REQUIRED WORK - Lines containing the string "Rate" are to be counted; report only how many there are.

SUPPLIED RECORDS -
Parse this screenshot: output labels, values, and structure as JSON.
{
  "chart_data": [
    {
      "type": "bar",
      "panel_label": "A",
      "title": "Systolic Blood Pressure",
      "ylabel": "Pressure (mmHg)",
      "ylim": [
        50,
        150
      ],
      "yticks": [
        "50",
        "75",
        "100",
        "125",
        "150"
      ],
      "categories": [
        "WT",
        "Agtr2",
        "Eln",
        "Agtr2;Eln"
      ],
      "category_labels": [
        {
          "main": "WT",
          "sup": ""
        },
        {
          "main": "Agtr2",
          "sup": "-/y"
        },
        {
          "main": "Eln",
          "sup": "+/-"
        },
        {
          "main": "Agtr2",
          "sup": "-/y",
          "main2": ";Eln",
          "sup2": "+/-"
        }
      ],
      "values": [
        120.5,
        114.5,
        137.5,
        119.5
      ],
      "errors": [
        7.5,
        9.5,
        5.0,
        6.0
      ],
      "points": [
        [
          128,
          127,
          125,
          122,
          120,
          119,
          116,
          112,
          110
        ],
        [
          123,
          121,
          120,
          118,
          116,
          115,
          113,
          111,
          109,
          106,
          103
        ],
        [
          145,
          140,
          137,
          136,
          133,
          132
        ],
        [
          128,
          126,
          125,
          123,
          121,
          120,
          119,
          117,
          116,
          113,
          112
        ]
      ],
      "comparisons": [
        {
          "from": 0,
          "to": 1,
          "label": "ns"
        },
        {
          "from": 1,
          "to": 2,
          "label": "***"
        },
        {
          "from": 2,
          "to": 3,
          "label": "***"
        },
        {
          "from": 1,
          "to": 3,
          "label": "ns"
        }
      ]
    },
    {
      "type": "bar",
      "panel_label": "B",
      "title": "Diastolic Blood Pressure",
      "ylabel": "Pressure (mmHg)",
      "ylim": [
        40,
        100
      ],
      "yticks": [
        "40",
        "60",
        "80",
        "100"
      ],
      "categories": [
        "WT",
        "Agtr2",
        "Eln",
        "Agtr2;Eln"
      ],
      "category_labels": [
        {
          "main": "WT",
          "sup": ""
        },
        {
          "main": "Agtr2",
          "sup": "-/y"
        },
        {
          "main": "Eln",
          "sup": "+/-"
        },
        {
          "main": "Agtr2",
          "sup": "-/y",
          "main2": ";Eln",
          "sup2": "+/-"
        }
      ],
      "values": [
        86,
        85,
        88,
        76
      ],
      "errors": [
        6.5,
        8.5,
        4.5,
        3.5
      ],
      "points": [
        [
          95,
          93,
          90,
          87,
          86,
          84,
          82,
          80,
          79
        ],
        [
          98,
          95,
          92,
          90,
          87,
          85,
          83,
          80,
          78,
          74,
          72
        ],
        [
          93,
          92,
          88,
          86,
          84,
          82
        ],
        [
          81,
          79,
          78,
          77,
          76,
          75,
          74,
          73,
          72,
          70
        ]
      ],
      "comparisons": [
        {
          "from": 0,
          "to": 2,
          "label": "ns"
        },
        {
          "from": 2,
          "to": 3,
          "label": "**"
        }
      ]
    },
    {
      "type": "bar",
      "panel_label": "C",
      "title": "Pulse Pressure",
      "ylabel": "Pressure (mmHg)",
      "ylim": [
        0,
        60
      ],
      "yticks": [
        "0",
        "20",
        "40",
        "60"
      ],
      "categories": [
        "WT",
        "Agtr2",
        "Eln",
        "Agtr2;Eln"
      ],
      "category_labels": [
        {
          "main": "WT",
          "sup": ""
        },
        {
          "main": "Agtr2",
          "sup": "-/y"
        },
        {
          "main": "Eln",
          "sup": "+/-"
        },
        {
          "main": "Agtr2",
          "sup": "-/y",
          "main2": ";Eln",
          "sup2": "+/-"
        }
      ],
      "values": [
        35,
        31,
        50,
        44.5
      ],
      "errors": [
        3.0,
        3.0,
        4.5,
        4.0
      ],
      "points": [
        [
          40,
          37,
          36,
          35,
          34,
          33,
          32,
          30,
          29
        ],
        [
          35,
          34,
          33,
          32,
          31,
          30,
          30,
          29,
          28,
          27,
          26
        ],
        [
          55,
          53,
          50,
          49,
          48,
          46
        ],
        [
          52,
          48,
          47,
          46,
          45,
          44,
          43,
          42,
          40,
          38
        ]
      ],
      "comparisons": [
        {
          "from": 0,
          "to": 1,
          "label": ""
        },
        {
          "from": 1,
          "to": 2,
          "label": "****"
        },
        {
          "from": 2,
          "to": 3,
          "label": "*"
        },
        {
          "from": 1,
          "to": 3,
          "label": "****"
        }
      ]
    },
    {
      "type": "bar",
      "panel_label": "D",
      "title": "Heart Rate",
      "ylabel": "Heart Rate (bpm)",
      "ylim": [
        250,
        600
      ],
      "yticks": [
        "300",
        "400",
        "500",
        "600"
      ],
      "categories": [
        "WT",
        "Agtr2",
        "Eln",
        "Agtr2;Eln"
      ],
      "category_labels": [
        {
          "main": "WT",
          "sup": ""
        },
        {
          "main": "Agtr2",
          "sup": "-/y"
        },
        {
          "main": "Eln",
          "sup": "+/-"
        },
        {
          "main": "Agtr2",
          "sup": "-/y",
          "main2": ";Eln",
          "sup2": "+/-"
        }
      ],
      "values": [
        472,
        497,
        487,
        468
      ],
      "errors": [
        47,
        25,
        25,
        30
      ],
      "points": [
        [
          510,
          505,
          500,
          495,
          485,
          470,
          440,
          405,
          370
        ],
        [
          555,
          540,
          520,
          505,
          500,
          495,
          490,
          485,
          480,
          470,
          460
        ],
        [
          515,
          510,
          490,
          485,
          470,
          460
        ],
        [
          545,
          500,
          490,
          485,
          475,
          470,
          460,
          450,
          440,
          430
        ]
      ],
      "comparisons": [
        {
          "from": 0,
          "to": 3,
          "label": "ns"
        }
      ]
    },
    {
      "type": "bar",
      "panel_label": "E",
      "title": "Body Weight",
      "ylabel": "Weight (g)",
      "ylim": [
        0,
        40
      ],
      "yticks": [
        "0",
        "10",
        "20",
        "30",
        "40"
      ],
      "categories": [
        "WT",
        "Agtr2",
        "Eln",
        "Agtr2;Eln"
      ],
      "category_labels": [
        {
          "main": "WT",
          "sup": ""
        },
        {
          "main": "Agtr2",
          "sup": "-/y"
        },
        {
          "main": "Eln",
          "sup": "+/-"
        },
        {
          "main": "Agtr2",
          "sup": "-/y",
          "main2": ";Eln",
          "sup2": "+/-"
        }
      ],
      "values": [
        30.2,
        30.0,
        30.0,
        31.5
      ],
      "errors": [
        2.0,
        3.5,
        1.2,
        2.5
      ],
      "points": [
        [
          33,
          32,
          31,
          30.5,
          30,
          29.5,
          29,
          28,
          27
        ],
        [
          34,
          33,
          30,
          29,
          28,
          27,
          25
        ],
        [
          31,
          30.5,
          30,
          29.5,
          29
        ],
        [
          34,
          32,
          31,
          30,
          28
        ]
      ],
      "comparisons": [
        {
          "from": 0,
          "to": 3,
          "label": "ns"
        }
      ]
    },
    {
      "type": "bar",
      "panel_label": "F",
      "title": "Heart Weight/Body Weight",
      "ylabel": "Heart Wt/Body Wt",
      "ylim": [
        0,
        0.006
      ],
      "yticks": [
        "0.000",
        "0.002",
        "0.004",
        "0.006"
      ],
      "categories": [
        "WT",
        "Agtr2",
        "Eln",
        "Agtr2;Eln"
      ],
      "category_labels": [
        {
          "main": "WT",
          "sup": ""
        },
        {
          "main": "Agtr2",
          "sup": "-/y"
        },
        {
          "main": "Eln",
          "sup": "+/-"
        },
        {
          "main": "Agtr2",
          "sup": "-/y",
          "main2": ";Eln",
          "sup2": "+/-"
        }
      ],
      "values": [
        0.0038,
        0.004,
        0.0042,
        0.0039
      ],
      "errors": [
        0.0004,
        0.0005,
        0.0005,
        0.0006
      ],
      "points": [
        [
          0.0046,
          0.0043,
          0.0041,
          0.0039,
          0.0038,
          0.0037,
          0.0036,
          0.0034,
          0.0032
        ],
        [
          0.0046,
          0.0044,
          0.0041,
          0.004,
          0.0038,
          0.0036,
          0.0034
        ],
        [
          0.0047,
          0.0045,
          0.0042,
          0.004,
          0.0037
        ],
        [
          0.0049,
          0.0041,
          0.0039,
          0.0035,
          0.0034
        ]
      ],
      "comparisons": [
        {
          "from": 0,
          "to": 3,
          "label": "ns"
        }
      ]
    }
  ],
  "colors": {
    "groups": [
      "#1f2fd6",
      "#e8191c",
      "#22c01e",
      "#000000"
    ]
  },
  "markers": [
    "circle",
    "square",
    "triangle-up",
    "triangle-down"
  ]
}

RESPONSE - 2